— Instructions to follow —
In the entries that follow, count each line containing "text" and state the total, nothing more.

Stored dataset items
— start —
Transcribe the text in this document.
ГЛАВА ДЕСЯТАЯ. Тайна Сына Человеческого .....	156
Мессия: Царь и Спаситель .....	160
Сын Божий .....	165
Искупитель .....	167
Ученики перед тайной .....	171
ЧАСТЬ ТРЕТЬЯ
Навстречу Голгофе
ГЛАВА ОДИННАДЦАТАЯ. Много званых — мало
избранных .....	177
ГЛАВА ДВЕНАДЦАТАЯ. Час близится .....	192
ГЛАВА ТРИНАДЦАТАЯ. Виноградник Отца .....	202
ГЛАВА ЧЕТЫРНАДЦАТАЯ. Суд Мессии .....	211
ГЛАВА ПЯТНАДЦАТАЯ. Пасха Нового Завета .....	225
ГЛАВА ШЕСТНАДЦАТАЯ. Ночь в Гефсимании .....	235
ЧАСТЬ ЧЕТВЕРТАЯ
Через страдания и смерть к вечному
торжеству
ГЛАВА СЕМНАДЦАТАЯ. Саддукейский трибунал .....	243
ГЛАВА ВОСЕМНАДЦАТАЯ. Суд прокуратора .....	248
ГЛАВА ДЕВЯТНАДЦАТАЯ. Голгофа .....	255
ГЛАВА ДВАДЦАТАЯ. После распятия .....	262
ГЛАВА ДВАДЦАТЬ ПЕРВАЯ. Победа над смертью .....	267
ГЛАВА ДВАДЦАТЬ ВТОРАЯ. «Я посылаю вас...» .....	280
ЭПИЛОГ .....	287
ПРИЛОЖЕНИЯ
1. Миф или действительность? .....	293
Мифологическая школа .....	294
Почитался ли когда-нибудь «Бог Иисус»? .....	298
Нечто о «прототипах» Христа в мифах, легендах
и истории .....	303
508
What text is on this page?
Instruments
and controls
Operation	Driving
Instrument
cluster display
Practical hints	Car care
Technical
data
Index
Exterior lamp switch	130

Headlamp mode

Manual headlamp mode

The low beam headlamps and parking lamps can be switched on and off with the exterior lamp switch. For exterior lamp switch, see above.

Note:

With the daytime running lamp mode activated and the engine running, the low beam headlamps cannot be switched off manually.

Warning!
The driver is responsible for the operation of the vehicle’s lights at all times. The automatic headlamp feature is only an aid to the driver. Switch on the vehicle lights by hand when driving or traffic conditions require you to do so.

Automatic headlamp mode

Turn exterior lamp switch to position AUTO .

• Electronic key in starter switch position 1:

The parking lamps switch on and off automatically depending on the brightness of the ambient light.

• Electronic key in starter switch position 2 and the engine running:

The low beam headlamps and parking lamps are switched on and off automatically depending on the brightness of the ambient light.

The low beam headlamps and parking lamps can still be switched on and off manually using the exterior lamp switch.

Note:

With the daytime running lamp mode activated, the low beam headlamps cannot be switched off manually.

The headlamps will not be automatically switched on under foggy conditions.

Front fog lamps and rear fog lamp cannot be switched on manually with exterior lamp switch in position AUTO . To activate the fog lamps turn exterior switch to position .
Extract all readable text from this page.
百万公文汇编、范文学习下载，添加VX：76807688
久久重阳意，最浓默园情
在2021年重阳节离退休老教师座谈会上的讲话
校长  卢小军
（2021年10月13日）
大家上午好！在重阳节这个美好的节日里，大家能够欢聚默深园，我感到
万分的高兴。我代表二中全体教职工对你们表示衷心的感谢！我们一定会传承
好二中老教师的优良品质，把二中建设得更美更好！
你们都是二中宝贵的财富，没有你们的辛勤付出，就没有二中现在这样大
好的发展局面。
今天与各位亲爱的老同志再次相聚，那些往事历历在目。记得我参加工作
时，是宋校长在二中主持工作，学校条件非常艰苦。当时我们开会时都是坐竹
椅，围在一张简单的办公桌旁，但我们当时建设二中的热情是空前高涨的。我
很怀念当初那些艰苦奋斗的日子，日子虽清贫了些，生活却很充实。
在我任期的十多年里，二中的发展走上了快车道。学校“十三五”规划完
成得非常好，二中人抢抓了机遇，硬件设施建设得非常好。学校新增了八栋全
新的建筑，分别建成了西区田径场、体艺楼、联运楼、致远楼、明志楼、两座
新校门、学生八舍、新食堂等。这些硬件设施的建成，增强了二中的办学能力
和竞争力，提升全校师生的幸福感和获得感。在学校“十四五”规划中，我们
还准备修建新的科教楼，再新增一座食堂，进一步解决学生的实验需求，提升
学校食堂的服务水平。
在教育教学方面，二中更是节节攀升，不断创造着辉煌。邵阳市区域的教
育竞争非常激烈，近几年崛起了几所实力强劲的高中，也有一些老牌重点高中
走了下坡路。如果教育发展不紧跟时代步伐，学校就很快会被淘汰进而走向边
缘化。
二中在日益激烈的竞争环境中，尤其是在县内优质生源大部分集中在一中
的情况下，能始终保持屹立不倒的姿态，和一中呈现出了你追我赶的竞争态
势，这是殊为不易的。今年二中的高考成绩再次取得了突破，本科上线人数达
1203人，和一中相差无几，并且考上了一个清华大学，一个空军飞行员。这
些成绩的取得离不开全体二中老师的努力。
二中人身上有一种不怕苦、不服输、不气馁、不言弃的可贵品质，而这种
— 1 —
— end —
— Task result —
3